### JOB
Switch "ytick-label" to "y-tick-label" in everything from the line containing "D-bar-ytick-label: 110 — [49, 261, 59, 267]" down to the line containing "F-bar-ytick-label: 100 — [35, 396, 46, 402]" in the records below. Return only those lines, with all else unchanged.

::::

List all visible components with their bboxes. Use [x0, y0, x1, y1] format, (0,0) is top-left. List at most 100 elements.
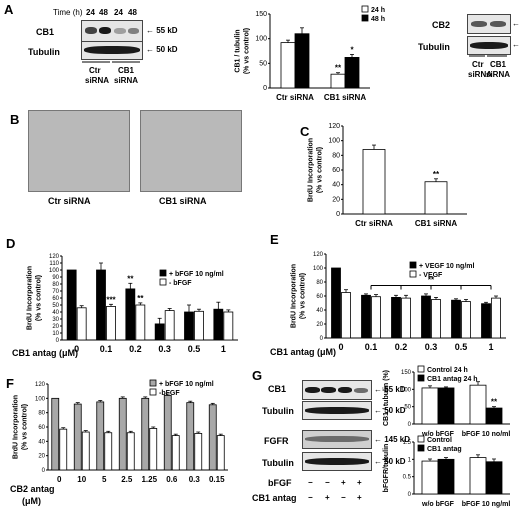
D-bar-ytick-label: 110 — [49, 261, 59, 267]
F-bar-ytick-label: 0 — [42, 468, 46, 474]
F-bar-bar — [118, 397, 127, 471]
E-bar-sig-bracket-label: ** — [428, 276, 435, 285]
cb2-kd: ← 40 kD — [512, 19, 520, 28]
F-bar-ytick-label: 60 — [38, 425, 45, 431]
D-bar-ytick-label: 20 — [52, 324, 59, 330]
group-ctr-a: Ctr — [89, 66, 101, 75]
D-bar-ytick-label: 60 — [52, 296, 59, 302]
F-bar-bar — [149, 428, 158, 471]
E-bar-bar — [391, 296, 401, 339]
C-bar-ytick-label: 60 — [332, 167, 340, 174]
G-bar1-ylabel: CB1 / tubulin (%) — [383, 370, 390, 426]
g-bfgf-sign-2: − — [325, 478, 330, 487]
tubulin-row-label-a: Tubulin — [28, 47, 60, 57]
F-bar-category-label: 0.6 — [166, 475, 178, 484]
C-bar-bar — [424, 181, 448, 215]
E-bar-ylabel: (% vs control) — [300, 273, 307, 319]
F-bar-ytick-label: 100 — [35, 396, 46, 402]
tubulin-blot-a2 — [467, 36, 511, 55]
A-bar-category-label: Ctr siRNA — [276, 93, 314, 102]
F-bar-bar — [59, 428, 68, 471]
d-xlabel: CB1 antag (μM) — [12, 348, 79, 358]
G-bar2-legend-label: Control — [427, 437, 452, 444]
A-bar-sig-mark: ** — [335, 64, 342, 73]
G-bar2-bar — [469, 457, 487, 495]
micrograph-cb1-label: CB1 siRNA — [159, 196, 207, 206]
group-sirna-a1: siRNA — [85, 76, 110, 85]
micrograph-ctr-label: Ctr siRNA — [48, 196, 91, 206]
g-bfgf-sign-1: − — [308, 478, 313, 487]
F-bar-bar — [163, 395, 172, 471]
tubulin-blot-a — [81, 41, 143, 60]
tubulin-kd-a: ← 50 kD — [146, 45, 178, 54]
g-bfgf-sign-4: + — [357, 478, 362, 487]
C-bar-category-label: CB1 siRNA — [415, 219, 457, 228]
panel-letter-d: D — [6, 236, 16, 251]
E-bar-category-label: 0.1 — [365, 342, 378, 352]
D-bar-category-label: 0.2 — [129, 344, 142, 354]
A-bar-bar — [344, 57, 360, 89]
F-bar-legend-label: + bFGF 10 ng/ml — [159, 381, 214, 388]
E-bar-category-label: 1 — [488, 342, 493, 352]
G-bar1-bar — [421, 387, 439, 425]
C-bar-ytick-label: 120 — [328, 123, 340, 130]
group-cb1-a2: CB1 — [490, 60, 507, 69]
g-bfgf-label: bFGF — [268, 478, 292, 488]
G-bar2-ytick-label: 1.5 — [403, 440, 412, 446]
E-bar-ytick-label: 100 — [313, 266, 324, 272]
g-antag-sign-3: − — [341, 493, 346, 502]
D-bar-bar — [184, 311, 194, 341]
A-bar-legend-label: 24 h — [371, 7, 385, 14]
D-bar-bar — [154, 323, 165, 341]
g-tubulin-label1: Tubulin — [262, 406, 294, 416]
F-bar-bar — [51, 397, 60, 471]
E-bar-category-label: 0.5 — [455, 342, 468, 352]
E-bar-bar — [481, 303, 491, 339]
D-bar-ytick-label: 30 — [52, 317, 59, 323]
A-bar-bar — [330, 73, 346, 89]
A-bar-ytick-label: 50 — [259, 60, 267, 67]
tubulin-row-label-a2: Tubulin — [418, 42, 450, 52]
D-bar-bar — [76, 307, 87, 341]
A-bar-category-label: CB1 siRNA — [324, 93, 366, 102]
D-bar-sig-mark: ** — [127, 274, 134, 283]
D-bar-bar — [125, 288, 136, 341]
F-bar-bar — [141, 397, 150, 471]
E-bar-category-label: 0.3 — [425, 342, 438, 352]
G-bar1-bar — [469, 384, 487, 425]
g-tubulin-kd1: ← 50 kD — [374, 406, 406, 415]
G-bar2-ytick-label: 1 — [408, 457, 412, 463]
g-antag-sign-1: − — [308, 493, 313, 502]
g-antag-label: CB1 antag — [252, 493, 297, 503]
cb2-blot — [467, 14, 511, 34]
D-bar-bar — [135, 304, 146, 341]
C-bar-ytick-label: 100 — [328, 138, 340, 145]
F-bar-bar — [104, 432, 113, 471]
A-bar-sig-mark: * — [350, 45, 354, 54]
group-ctr-a2: Ctr — [472, 60, 484, 69]
G-bar2-category-label: bFGF 10 ng/ml — [462, 501, 511, 508]
F-bar-legend-swatch — [149, 379, 157, 387]
group-sirna-a2: siRNA — [114, 76, 139, 85]
micrograph-ctr — [28, 110, 130, 192]
group-sirna-a3: siRNA — [468, 70, 493, 79]
group-cb1-a: CB1 — [118, 66, 135, 75]
D-bar-ylabel: (% vs control) — [36, 275, 43, 321]
D-bar-ytick-label: 120 — [49, 254, 60, 260]
panel-letter-a: A — [4, 2, 14, 17]
E-bar-ytick-label: 60 — [316, 294, 323, 300]
E-bar-legend-label: + VEGF 10 ng/ml — [419, 263, 474, 270]
G-bar1-bar — [485, 407, 503, 425]
F-bar-bar — [73, 403, 82, 471]
C-bar-bar — [362, 149, 386, 215]
F-bar-ytick-label: 20 — [38, 454, 45, 460]
f-xlabel2: (μM) — [22, 496, 41, 506]
F-bar-bar — [171, 435, 180, 471]
G-bar2-legend-swatch — [417, 444, 425, 452]
C-bar-ytick-label: 20 — [332, 196, 340, 203]
D-bar-ytick-label: 0 — [56, 338, 60, 344]
C-bar-ytick-label: 80 — [332, 152, 340, 159]
F-bar-category-label: 0.3 — [189, 475, 201, 484]
E-bar-ytick-label: 0 — [320, 336, 324, 342]
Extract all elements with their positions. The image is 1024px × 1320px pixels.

::::

### EXERCISE RESULT
D-bar-y-tick-label: 110 — [49, 261, 59, 267]
F-bar-y-tick-label: 0 — [42, 468, 46, 474]
F-bar-bar — [118, 397, 127, 471]
E-bar-sig-bracket-label: ** — [428, 276, 435, 285]
cb2-kd: ← 40 kD — [512, 19, 520, 28]
F-bar-y-tick-label: 60 — [38, 425, 45, 431]
D-bar-y-tick-label: 20 — [52, 324, 59, 330]
group-ctr-a: Ctr — [89, 66, 101, 75]
D-bar-y-tick-label: 60 — [52, 296, 59, 302]
F-bar-bar — [149, 428, 158, 471]
E-bar-bar — [391, 296, 401, 339]
C-bar-y-tick-label: 60 — [332, 167, 340, 174]
G-bar1-ylabel: CB1 / tubulin (%) — [383, 370, 390, 426]
g-bfgf-sign-2: − — [325, 478, 330, 487]
tubulin-row-label-a: Tubulin — [28, 47, 60, 57]
F-bar-category-label: 0.6 — [166, 475, 178, 484]
C-bar-bar — [424, 181, 448, 215]
E-bar-ylabel: (% vs control) — [300, 273, 307, 319]
F-bar-y-tick-label: 100 — [35, 396, 46, 402]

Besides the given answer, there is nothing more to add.